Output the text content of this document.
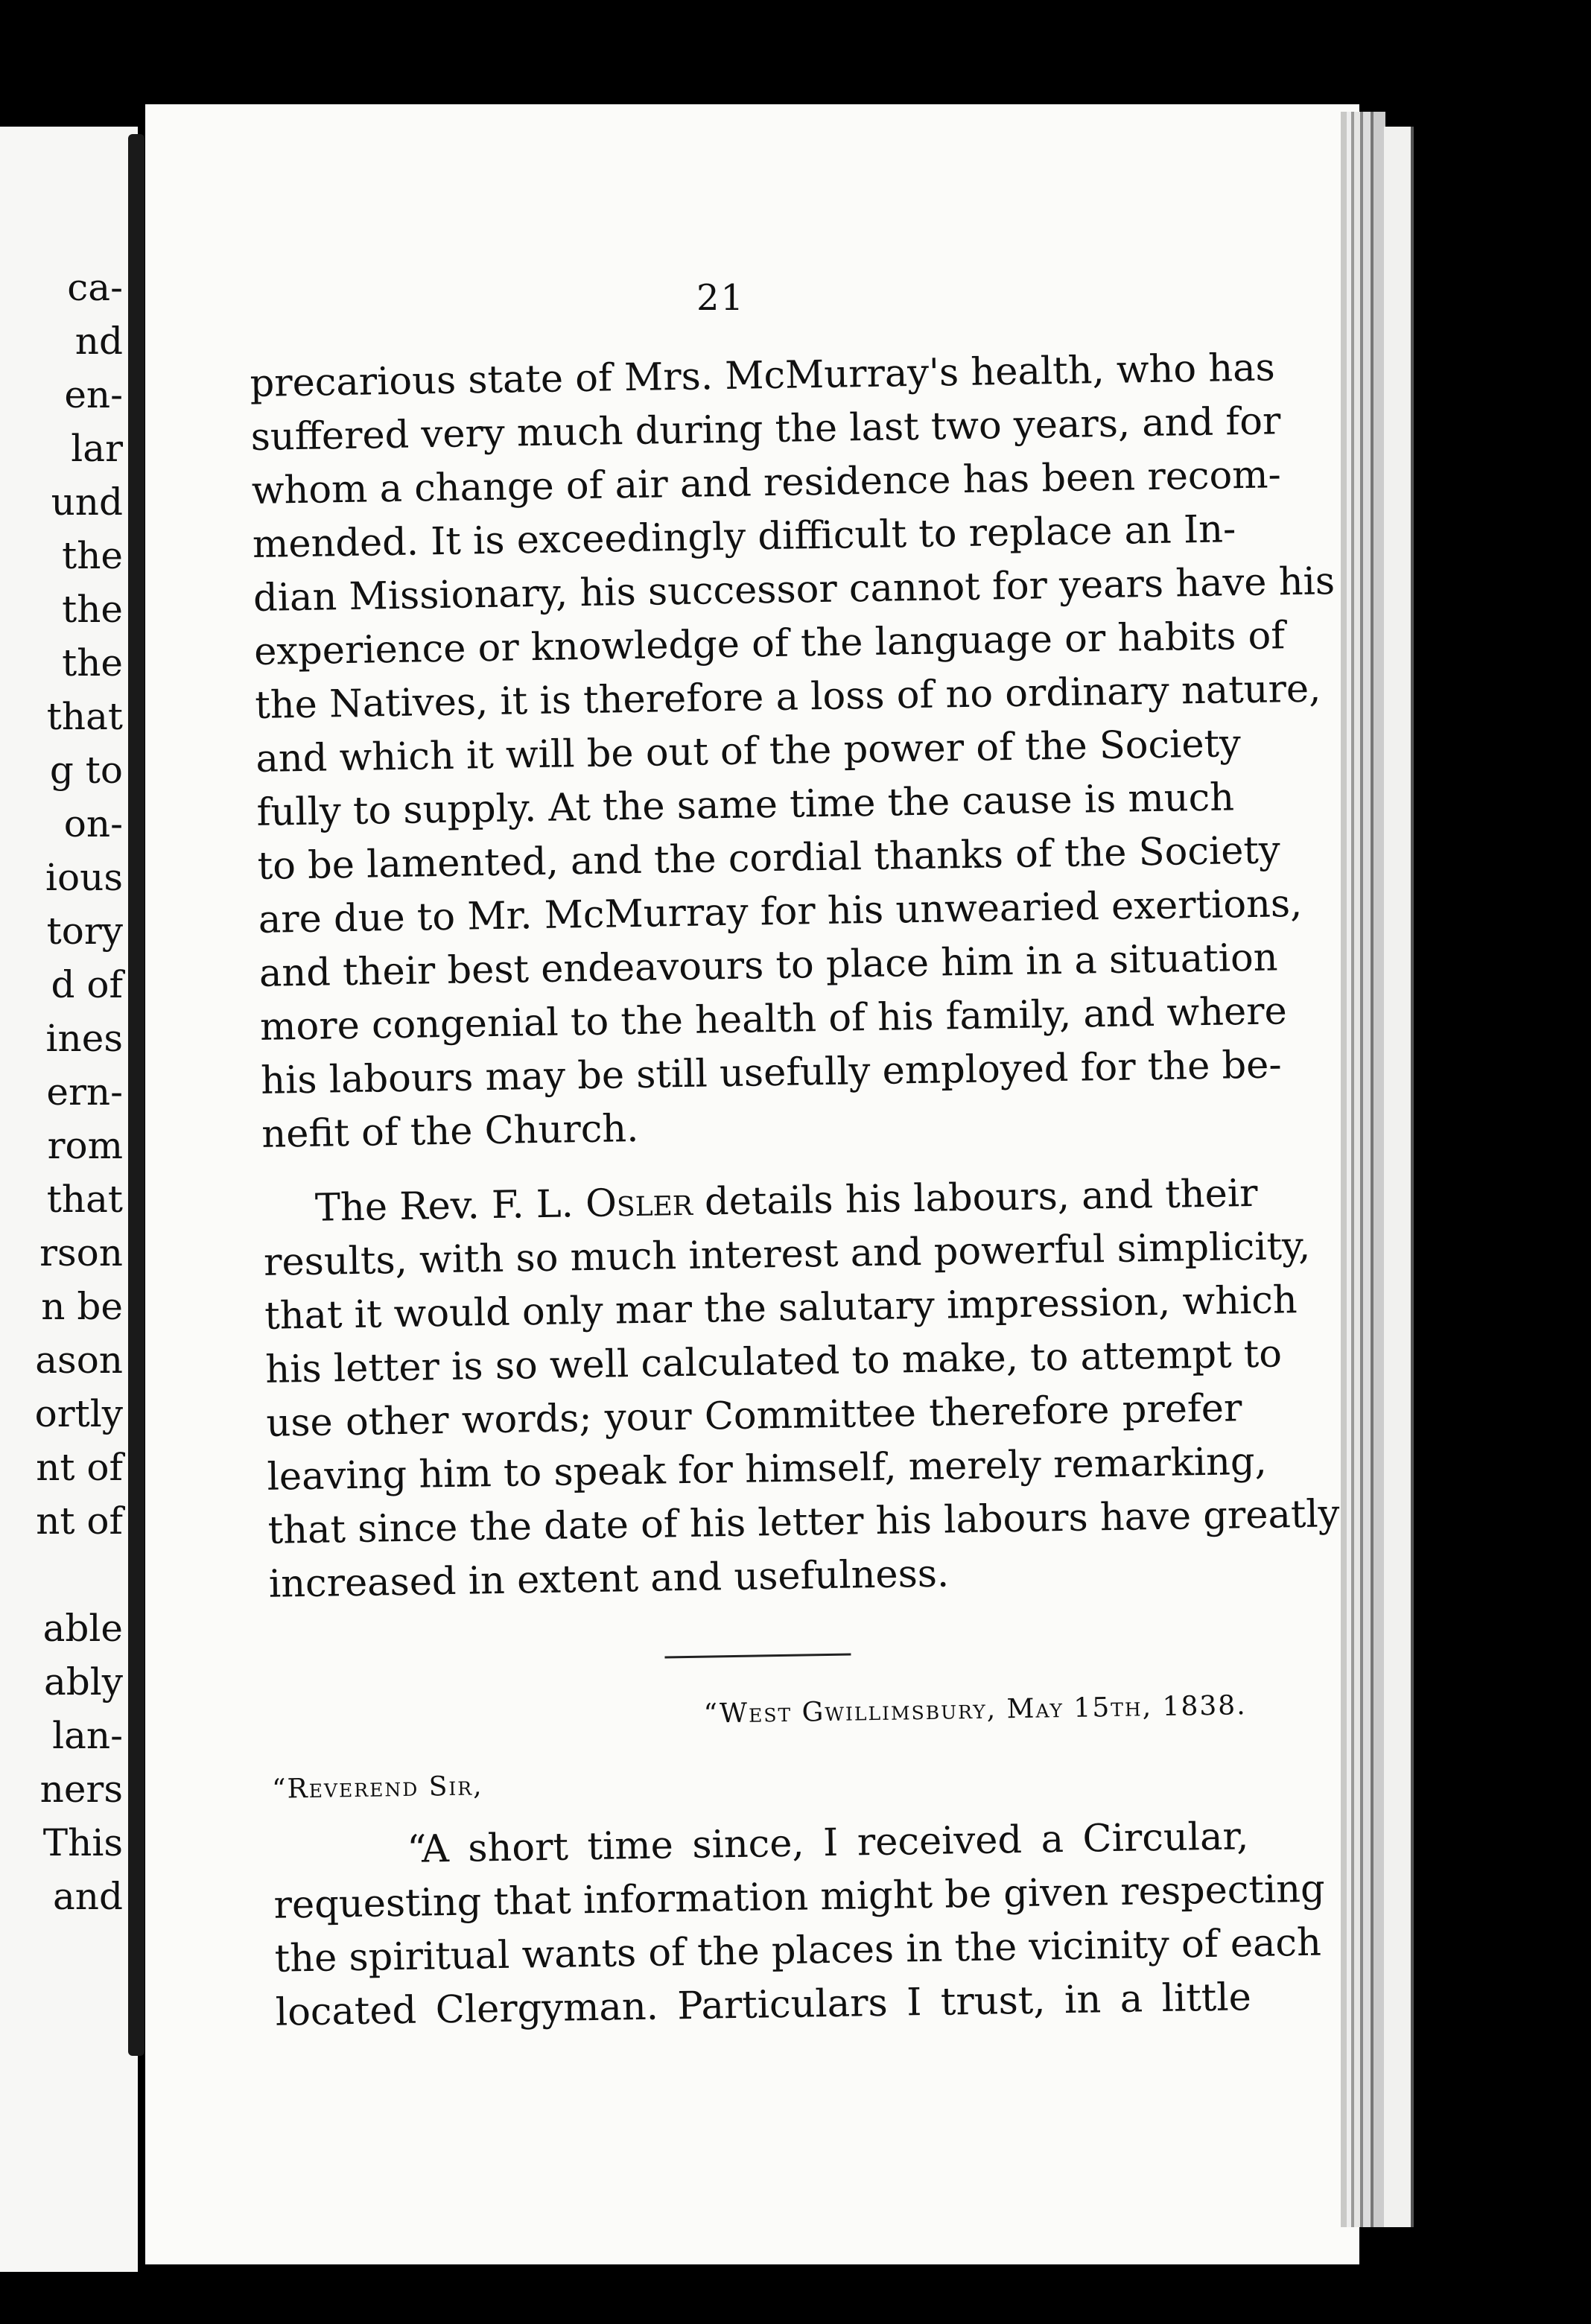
ca-
nd
en-
lar
und
the
the
the
that
g to
on-
ious
tory
d of
ines
ern-
rom
that
rson
n be
ason
ortly
nt of
nt of
able
ably
lan-
ners
This
and
21
precarious state of Mrs. McMurray's health, who has
suffered very much during the last two years, and for
whom a change of air and residence has been recom-
mended. It is exceedingly difficult to replace an In-
dian Missionary, his successor cannot for years have his
experience or knowledge of the language or habits of
the Natives, it is therefore a loss of no ordinary nature,
and which it will be out of the power of the Society
fully to supply. At the same time the cause is much
to be lamented, and the cordial thanks of the Society
are due to Mr. McMurray for his unwearied exertions,
and their best endeavours to place him in a situation
more congenial to the health of his family, and where
his labours may be still usefully employed for the be-
nefit of the Church.
The Rev. F. L. Osler details his labours, and their
results, with so much interest and powerful simplicity,
that it would only mar the salutary impression, which
his letter is so well calculated to make, to attempt to
use other words; your Committee therefore prefer
leaving him to speak for himself, merely remarking,
that since the date of his letter his labours have greatly
increased in extent and usefulness.
“West Gwillimsbury, May 15th, 1838.
“Reverend Sir,
“A short time since, I received a Circular,
requesting that information might be given respecting
the spiritual wants of the places in the vicinity of each
located Clergyman. Particulars I trust, in a little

▶ _What you will do_
Print out the lines exactly, skipping any picture.

▶ _Finished task_
Output the text content of this document.
ca-
nd
en-
lar
und
the
the
the
that
g to
on-
ious
tory
d of
ines
ern-
rom
that
rson
n be
ason
ortly
nt of
nt of
able
ably
lan-
ners
This
and
21
precarious state of Mrs. McMurray's health, who has
suffered very much during the last two years, and for
whom a change of air and residence has been recom-
mended. It is exceedingly difficult to replace an In-
dian Missionary, his successor cannot for years have his
experience or knowledge of the language or habits of
the Natives, it is therefore a loss of no ordinary nature,
and which it will be out of the power of the Society
fully to supply. At the same time the cause is much
to be lamented, and the cordial thanks of the Society
are due to Mr. McMurray for his unwearied exertions,
and their best endeavours to place him in a situation
more congenial to the health of his family, and where
his labours may be still usefully employed for the be-
nefit of the Church.
The Rev. F. L. Osler details his labours, and their
results, with so much interest and powerful simplicity,
that it would only mar the salutary impression, which
his letter is so well calculated to make, to attempt to
use other words; your Committee therefore prefer
leaving him to speak for himself, merely remarking,
that since the date of his letter his labours have greatly
increased in extent and usefulness.
“West Gwillimsbury, May 15th, 1838.
“Reverend Sir,
“A short time since, I received a Circular,
requesting that information might be given respecting
the spiritual wants of the places in the vicinity of each
located Clergyman. Particulars I trust, in a little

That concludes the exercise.